### TO BE DONE
Pick out every line below that contains the string "tree" and copy each of those lines in full.

### SUPPLIED RECORDS
+++

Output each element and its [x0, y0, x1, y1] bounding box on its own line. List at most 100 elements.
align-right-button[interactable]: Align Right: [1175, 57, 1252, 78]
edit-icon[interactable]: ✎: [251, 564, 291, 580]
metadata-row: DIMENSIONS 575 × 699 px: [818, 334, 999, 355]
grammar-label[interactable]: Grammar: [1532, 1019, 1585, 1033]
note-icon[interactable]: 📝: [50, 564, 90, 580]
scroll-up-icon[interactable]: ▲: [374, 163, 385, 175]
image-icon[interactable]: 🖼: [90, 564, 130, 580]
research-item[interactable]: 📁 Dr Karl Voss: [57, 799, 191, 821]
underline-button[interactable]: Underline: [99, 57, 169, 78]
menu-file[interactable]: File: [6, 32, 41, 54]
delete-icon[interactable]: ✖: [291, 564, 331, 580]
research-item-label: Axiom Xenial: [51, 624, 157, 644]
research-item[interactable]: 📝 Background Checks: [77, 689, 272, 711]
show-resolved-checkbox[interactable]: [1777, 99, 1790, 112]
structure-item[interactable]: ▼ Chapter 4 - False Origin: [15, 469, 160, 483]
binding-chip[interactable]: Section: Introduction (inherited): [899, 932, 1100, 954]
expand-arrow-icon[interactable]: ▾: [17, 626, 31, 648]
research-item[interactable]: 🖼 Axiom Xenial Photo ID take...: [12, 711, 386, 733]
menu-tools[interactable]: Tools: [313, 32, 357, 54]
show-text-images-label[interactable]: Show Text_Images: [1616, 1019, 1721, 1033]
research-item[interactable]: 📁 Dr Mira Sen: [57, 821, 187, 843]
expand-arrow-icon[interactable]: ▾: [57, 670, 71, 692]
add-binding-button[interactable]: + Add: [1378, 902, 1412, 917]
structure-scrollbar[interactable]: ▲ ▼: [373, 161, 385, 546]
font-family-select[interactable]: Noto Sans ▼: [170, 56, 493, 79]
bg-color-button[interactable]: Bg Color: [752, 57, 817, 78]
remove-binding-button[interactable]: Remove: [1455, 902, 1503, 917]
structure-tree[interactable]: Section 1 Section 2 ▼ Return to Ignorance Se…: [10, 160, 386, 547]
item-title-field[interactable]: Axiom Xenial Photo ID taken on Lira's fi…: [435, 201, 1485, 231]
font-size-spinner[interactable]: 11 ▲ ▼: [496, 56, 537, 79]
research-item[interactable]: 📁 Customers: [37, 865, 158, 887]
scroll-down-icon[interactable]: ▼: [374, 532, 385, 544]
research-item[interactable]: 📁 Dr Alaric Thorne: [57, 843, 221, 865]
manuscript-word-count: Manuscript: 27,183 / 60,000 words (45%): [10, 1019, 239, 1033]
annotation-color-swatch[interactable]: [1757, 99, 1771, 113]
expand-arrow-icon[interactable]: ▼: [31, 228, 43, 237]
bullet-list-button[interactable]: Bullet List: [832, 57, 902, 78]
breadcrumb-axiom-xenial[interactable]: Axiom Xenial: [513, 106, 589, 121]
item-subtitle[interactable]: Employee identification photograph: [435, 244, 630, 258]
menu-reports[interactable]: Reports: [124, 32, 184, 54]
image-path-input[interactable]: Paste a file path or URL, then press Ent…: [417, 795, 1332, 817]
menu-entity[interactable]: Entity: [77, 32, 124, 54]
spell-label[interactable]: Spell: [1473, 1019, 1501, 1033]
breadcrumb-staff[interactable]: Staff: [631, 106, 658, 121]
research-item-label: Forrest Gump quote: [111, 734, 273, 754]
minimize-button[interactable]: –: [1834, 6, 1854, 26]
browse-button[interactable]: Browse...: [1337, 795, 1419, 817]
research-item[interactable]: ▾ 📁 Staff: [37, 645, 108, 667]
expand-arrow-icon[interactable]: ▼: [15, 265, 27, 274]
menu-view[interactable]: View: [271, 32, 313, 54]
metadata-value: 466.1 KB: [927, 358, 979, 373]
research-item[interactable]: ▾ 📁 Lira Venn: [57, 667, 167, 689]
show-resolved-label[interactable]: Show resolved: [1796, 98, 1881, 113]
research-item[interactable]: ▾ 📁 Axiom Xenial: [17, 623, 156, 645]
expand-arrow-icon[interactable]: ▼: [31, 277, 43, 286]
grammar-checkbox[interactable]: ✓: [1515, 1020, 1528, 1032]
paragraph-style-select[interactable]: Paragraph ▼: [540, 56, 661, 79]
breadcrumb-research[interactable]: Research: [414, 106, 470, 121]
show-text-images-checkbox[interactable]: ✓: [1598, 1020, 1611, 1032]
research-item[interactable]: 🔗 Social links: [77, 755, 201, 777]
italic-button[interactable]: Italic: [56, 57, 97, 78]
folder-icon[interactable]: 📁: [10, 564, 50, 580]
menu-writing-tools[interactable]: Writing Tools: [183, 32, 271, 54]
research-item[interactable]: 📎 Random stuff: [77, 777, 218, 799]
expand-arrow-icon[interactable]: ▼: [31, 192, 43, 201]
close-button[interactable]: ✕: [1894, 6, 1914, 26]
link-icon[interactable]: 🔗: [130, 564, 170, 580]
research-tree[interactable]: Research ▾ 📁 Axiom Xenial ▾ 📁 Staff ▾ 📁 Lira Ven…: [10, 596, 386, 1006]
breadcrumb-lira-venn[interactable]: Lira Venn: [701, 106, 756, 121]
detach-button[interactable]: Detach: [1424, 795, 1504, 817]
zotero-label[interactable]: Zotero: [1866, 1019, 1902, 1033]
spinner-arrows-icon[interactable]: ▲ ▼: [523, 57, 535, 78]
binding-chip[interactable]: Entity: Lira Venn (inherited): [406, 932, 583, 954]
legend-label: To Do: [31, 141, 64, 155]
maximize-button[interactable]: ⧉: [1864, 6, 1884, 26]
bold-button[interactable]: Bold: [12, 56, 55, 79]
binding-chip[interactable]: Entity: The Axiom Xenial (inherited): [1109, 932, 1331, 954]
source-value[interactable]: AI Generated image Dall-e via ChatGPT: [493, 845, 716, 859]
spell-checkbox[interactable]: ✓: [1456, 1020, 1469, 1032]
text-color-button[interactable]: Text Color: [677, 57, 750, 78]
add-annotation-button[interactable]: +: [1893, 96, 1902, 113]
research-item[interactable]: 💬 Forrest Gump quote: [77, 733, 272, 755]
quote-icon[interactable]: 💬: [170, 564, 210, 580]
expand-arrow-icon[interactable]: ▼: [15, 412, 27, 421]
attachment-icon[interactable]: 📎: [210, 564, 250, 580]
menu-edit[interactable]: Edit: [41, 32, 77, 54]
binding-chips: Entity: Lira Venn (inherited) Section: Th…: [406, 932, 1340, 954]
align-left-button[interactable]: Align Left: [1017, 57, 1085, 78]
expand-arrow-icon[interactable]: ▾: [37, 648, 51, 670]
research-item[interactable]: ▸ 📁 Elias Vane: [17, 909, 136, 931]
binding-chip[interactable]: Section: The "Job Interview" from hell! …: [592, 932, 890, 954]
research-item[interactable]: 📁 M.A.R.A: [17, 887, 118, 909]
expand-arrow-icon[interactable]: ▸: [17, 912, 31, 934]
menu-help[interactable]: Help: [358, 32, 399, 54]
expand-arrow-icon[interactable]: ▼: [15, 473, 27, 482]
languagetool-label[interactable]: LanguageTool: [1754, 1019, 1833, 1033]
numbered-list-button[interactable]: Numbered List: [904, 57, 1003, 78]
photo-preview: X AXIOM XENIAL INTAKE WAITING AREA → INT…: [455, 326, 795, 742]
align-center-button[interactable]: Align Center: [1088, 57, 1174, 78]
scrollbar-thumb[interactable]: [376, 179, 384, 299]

+++

### IN RESPONSE
structure-tree[interactable]: Section 1 Section 2 ▼ Return to Ignorance Se…: [10, 160, 386, 547]
research-tree[interactable]: Research ▾ 📁 Axiom Xenial ▾ 📁 Staff ▾ 📁 Lira Ven…: [10, 596, 386, 1006]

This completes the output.